[start]

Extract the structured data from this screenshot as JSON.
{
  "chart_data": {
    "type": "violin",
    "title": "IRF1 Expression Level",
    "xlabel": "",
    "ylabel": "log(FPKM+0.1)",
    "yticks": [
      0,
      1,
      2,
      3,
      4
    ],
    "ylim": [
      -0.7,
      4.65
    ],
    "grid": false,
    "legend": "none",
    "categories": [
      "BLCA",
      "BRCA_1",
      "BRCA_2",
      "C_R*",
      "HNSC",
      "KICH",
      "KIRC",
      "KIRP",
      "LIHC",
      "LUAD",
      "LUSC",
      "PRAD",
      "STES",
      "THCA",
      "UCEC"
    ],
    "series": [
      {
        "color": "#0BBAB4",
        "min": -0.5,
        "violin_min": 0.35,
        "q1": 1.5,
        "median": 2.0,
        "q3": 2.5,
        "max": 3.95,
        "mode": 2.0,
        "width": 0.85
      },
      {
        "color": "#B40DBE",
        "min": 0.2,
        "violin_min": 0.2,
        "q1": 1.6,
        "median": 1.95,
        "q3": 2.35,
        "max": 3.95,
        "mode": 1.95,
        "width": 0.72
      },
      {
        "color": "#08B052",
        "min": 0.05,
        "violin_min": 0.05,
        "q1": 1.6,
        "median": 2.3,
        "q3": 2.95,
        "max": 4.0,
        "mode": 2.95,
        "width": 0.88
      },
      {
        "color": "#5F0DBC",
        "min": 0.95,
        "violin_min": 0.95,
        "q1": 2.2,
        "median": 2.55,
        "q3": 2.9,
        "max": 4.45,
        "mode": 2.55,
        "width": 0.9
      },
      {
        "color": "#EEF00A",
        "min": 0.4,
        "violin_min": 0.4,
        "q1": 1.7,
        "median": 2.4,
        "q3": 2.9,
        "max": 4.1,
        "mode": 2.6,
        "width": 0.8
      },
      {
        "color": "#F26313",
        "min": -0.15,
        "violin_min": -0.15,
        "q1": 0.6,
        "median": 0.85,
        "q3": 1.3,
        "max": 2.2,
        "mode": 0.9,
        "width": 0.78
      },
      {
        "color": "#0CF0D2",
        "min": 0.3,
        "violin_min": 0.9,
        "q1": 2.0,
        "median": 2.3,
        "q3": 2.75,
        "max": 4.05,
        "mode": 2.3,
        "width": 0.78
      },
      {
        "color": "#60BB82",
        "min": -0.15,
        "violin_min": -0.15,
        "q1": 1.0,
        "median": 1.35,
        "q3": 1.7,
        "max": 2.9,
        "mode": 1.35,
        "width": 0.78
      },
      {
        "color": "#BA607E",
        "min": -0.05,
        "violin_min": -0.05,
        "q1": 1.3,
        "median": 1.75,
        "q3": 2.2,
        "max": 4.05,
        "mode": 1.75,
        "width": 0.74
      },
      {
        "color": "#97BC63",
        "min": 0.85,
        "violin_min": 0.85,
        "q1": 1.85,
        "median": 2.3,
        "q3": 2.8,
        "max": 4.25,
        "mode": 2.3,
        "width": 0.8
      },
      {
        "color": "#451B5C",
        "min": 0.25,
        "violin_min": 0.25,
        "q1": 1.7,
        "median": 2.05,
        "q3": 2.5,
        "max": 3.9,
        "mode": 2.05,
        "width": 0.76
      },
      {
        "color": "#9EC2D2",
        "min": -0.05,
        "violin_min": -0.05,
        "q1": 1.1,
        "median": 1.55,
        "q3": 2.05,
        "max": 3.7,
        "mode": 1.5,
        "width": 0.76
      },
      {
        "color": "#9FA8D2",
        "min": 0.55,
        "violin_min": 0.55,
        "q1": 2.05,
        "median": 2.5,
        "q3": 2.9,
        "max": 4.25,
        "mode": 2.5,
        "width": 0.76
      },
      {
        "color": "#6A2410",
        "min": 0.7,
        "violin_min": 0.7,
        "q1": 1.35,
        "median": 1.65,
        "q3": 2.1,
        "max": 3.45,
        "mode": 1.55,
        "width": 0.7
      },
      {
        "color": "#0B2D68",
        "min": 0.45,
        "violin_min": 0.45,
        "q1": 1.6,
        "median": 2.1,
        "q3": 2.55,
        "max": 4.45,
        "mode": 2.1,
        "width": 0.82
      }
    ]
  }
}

[end]
[start]

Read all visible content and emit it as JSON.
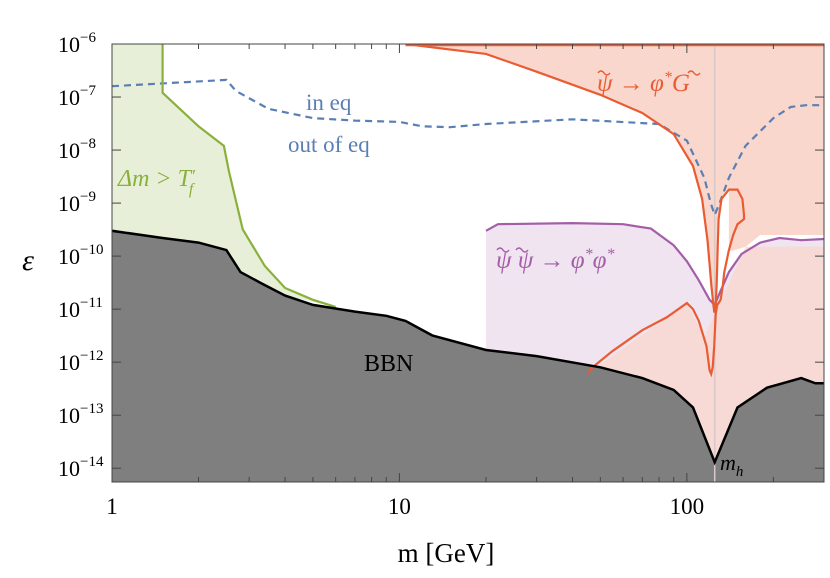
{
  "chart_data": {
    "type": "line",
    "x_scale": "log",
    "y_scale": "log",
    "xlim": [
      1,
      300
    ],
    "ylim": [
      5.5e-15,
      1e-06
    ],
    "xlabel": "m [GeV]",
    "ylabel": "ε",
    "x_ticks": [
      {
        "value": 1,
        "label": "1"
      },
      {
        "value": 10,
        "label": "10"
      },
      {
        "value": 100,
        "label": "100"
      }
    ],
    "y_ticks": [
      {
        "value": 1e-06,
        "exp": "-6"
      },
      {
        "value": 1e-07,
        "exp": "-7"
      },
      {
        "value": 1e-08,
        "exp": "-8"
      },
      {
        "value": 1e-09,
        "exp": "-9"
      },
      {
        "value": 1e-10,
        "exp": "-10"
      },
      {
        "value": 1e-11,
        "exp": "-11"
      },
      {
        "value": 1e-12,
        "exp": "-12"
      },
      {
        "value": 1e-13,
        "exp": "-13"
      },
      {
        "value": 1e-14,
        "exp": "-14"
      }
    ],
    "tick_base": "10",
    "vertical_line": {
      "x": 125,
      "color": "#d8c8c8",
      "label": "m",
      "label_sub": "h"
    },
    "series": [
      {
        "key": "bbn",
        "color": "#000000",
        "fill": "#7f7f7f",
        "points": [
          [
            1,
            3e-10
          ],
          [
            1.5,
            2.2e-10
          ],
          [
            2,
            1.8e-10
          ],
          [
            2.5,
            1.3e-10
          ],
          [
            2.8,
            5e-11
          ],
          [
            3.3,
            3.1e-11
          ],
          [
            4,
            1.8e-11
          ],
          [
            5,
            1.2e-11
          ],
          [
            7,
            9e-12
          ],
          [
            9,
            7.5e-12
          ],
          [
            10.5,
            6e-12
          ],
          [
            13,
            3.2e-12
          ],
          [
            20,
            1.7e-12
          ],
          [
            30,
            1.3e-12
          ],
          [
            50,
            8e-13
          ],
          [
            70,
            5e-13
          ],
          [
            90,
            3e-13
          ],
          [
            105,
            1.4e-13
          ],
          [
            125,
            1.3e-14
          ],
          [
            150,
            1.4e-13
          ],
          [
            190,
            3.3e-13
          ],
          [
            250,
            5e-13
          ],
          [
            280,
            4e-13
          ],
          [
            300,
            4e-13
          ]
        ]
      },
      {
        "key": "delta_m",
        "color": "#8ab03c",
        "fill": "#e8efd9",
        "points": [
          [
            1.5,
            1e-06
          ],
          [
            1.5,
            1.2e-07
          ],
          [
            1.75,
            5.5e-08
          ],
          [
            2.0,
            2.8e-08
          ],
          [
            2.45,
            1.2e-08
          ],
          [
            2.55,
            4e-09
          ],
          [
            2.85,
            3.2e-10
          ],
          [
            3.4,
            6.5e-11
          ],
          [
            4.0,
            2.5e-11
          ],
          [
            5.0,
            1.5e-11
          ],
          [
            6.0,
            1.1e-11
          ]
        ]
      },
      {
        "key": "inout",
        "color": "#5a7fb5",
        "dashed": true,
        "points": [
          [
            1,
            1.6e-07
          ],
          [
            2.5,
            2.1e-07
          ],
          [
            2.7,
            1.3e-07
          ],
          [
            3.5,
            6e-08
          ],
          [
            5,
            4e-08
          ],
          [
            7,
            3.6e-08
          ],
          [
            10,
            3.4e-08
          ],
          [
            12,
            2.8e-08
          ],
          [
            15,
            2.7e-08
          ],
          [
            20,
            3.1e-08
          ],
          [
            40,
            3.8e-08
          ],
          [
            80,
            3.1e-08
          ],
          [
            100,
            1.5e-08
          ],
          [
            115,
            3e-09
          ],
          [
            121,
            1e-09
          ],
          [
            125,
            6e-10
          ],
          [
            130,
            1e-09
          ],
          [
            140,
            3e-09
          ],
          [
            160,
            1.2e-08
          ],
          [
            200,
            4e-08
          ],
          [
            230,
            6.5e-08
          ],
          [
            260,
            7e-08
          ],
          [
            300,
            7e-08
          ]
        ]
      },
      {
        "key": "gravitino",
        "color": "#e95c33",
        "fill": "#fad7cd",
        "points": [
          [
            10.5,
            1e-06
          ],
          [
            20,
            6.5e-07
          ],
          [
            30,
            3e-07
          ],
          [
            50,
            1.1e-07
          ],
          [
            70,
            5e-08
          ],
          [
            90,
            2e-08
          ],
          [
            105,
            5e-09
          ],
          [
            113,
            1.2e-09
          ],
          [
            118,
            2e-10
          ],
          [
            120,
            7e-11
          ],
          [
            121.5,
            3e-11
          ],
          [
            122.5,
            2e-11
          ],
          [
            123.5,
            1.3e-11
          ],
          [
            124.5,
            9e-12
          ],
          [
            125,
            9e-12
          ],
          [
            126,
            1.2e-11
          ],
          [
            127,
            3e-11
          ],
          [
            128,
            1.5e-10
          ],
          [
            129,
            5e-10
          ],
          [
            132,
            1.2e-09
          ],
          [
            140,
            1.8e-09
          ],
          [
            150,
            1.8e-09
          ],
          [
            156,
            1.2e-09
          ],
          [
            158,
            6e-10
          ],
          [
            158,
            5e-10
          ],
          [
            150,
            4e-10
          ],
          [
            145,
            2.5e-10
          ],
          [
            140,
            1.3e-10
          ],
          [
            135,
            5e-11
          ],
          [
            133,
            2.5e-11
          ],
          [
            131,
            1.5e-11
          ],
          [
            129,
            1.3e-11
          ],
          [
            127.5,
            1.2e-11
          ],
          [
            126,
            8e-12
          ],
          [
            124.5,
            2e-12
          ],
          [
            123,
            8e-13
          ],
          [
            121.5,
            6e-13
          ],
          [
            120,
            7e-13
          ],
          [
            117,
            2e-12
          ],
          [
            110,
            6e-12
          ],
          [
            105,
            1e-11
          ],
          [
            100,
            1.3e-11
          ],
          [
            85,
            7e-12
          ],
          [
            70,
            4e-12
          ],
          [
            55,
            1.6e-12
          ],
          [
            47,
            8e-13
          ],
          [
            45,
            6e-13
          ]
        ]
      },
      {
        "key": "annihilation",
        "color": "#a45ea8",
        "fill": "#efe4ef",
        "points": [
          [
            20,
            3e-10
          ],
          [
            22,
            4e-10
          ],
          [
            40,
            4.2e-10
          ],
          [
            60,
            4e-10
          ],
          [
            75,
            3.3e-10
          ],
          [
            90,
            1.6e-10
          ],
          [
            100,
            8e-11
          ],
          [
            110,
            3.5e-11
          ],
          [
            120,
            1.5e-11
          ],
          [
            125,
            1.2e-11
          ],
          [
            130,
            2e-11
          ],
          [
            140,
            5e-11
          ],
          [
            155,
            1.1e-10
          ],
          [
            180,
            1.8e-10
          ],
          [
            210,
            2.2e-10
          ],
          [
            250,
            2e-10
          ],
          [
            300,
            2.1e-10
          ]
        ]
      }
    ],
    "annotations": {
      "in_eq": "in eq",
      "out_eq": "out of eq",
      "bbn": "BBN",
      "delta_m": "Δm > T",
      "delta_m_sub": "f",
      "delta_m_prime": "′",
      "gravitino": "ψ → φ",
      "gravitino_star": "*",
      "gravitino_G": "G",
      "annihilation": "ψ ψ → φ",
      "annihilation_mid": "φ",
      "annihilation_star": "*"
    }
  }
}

[end]

_Your objective:_
Identify the lines of the entries containing the string "JSON". Copy each such line.

_Problem solution:_
Extract the structured data from this screenshot as JSON.
Read all visible content and emit it as JSON.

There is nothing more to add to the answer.